# Exercise
In the listing below, locate the lines that hold "JSON" and copy them.

++++++++

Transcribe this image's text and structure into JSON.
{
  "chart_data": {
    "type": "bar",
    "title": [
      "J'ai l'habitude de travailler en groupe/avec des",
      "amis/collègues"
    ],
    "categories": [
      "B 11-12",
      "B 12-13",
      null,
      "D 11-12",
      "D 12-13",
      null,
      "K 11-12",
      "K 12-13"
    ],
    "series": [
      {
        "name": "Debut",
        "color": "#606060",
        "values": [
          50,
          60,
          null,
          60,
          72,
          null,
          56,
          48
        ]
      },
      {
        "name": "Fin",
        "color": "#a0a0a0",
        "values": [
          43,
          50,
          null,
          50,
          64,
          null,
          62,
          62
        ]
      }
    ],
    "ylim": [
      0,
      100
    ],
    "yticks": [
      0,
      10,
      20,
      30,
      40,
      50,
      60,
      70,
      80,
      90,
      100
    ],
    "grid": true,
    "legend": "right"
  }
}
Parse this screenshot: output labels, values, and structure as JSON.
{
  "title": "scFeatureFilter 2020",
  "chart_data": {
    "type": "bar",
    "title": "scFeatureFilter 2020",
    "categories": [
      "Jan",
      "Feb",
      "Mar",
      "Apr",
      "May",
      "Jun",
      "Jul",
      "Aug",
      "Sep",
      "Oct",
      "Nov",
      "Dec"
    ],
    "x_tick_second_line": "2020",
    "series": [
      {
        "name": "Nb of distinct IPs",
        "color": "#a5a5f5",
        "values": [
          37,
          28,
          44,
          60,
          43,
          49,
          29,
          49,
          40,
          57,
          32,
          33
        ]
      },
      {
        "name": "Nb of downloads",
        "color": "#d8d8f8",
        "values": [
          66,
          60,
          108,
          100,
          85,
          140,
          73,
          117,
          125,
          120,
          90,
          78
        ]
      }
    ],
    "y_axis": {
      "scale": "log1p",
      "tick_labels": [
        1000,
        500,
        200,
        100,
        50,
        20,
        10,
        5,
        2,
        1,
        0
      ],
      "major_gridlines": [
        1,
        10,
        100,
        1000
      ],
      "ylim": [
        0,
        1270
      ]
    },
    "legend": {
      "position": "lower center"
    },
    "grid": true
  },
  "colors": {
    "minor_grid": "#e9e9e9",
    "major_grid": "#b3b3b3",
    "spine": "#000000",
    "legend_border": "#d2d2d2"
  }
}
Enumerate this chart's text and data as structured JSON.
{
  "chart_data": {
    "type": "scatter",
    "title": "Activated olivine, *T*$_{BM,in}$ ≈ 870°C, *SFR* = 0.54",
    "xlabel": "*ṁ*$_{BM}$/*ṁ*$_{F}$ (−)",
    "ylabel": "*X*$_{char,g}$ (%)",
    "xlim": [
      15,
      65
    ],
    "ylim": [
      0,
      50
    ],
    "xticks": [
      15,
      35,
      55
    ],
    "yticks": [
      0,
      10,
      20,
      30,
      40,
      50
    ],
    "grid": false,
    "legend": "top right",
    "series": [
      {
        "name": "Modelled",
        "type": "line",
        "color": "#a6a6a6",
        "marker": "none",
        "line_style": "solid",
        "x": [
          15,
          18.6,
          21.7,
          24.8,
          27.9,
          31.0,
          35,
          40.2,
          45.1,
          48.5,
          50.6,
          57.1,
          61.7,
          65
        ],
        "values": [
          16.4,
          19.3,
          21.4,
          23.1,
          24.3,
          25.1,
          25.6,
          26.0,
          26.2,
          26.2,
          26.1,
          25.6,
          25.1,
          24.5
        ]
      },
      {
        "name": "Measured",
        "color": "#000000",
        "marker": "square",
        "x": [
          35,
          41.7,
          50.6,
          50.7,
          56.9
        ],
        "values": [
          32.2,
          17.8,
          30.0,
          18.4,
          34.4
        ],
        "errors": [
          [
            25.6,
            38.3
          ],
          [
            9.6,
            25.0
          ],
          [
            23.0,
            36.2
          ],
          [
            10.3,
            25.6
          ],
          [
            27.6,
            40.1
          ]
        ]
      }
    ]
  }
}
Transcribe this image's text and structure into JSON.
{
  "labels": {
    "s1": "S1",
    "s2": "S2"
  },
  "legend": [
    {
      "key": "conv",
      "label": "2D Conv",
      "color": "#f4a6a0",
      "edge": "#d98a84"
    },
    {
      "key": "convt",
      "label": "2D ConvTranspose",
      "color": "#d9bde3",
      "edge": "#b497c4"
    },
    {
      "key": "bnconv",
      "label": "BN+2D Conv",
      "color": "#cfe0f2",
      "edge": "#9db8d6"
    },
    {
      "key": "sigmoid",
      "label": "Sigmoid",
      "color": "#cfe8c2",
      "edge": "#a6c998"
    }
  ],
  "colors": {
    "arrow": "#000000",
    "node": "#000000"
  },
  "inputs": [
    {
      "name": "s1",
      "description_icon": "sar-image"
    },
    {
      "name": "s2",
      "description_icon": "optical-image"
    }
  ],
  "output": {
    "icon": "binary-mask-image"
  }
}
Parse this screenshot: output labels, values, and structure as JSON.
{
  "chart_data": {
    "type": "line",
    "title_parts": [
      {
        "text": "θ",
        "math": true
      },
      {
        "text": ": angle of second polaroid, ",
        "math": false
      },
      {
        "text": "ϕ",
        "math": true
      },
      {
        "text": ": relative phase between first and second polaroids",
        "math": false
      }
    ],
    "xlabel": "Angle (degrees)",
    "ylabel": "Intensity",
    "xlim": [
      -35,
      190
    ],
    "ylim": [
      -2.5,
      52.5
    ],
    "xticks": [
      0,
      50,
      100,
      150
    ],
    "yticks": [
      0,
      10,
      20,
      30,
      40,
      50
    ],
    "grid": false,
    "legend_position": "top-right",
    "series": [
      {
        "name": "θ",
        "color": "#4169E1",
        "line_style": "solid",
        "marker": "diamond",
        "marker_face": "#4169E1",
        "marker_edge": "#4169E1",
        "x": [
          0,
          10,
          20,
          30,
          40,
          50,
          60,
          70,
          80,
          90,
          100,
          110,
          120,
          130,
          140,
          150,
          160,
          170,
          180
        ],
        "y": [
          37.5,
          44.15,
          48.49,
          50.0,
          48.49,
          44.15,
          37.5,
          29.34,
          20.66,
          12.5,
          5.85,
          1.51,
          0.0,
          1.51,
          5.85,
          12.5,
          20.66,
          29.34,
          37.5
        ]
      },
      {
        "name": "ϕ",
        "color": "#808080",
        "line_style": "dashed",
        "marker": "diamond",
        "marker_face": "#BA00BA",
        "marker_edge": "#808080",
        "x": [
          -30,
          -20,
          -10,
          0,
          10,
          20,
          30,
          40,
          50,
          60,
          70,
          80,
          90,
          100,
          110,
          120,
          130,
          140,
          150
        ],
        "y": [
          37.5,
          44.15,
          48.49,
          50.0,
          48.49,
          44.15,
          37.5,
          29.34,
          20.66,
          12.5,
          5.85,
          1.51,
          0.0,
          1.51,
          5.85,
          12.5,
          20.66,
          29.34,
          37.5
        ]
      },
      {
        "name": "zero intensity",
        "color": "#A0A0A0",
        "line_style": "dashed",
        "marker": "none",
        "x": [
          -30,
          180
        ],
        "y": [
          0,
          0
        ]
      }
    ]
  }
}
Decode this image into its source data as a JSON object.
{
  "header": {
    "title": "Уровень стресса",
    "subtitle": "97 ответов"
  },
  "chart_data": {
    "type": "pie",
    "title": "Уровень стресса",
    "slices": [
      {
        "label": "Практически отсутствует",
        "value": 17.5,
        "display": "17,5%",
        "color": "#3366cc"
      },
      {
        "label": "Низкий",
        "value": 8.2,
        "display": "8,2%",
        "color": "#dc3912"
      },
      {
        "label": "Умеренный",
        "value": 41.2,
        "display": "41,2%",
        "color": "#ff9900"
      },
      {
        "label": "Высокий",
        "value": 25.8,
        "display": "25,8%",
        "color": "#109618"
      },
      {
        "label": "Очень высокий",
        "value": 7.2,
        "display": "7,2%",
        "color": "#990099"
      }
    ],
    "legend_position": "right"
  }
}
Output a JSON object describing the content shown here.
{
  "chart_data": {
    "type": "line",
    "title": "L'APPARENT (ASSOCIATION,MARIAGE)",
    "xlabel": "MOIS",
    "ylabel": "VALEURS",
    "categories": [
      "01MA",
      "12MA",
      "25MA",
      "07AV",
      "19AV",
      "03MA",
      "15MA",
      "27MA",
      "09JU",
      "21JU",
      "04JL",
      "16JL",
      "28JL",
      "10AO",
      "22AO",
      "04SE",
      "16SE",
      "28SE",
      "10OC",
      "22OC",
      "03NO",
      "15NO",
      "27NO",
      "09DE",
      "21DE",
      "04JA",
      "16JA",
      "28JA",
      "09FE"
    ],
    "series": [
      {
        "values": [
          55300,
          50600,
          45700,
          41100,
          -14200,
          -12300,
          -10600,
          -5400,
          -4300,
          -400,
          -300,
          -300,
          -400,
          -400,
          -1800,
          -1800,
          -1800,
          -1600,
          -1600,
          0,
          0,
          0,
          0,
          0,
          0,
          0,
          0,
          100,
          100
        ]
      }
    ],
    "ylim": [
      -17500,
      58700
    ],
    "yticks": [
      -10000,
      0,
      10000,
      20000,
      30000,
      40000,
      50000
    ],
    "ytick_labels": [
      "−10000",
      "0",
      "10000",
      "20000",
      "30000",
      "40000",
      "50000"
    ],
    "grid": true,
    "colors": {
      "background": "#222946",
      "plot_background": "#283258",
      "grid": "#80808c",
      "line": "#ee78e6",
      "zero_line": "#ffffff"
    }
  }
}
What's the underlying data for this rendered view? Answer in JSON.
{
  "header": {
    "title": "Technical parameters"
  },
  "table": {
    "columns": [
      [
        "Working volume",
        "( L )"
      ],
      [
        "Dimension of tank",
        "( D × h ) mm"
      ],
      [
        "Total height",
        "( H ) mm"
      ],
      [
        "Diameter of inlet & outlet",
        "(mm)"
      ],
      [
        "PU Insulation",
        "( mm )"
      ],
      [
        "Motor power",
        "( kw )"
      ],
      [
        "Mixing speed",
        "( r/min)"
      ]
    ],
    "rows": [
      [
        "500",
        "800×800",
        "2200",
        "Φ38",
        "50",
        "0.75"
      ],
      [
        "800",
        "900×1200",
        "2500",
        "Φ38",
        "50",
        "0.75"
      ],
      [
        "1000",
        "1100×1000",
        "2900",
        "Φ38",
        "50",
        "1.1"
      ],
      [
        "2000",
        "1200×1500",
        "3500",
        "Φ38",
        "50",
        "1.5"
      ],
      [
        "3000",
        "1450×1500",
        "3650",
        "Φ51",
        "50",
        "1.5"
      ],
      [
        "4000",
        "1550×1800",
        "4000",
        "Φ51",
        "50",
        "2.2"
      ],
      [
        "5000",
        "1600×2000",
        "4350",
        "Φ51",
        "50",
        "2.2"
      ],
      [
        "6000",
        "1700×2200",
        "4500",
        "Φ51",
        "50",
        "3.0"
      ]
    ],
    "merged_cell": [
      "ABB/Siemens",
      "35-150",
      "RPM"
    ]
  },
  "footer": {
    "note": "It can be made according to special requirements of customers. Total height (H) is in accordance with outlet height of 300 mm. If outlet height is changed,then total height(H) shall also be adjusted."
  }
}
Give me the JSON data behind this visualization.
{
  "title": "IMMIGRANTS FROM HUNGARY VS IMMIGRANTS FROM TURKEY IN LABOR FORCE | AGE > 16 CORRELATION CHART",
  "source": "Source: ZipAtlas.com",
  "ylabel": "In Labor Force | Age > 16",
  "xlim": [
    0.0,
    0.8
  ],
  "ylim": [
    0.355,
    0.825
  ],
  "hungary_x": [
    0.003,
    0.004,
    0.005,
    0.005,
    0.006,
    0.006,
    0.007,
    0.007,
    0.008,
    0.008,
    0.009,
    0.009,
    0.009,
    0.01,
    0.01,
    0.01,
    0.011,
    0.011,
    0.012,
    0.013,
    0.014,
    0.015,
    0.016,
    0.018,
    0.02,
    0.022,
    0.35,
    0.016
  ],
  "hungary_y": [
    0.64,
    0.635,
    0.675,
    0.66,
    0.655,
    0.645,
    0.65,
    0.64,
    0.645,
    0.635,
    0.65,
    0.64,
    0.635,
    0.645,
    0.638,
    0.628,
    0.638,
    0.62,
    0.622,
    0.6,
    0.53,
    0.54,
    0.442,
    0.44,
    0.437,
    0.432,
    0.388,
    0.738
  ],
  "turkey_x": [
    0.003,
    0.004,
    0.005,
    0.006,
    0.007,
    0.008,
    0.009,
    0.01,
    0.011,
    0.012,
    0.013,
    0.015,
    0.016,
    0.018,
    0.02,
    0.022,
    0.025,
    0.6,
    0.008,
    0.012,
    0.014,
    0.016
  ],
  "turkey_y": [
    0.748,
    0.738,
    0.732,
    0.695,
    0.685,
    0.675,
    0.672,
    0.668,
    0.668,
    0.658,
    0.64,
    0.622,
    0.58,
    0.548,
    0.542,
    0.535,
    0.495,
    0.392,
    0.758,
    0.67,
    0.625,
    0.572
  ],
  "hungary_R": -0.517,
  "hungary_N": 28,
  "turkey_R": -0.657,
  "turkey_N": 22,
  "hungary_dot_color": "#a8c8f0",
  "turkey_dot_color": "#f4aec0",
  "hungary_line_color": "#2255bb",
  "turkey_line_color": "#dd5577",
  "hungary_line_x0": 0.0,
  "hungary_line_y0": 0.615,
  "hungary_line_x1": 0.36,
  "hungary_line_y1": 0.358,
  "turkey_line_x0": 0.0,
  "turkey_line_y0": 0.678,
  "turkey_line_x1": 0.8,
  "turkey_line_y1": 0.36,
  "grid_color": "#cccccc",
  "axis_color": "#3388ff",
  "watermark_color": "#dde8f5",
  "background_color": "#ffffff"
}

++++++++

# Solved problem
Transcribe this image's text and structure into JSON.
Parse this screenshot: output labels, values, and structure as JSON.
Enumerate this chart's text and data as structured JSON.
Transcribe this image's text and structure into JSON.
Parse this screenshot: output labels, values, and structure as JSON.
Decode this image into its source data as a JSON object.
Output a JSON object describing the content shown here.
What's the underlying data for this rendered view? Answer in JSON.
Give me the JSON data behind this visualization.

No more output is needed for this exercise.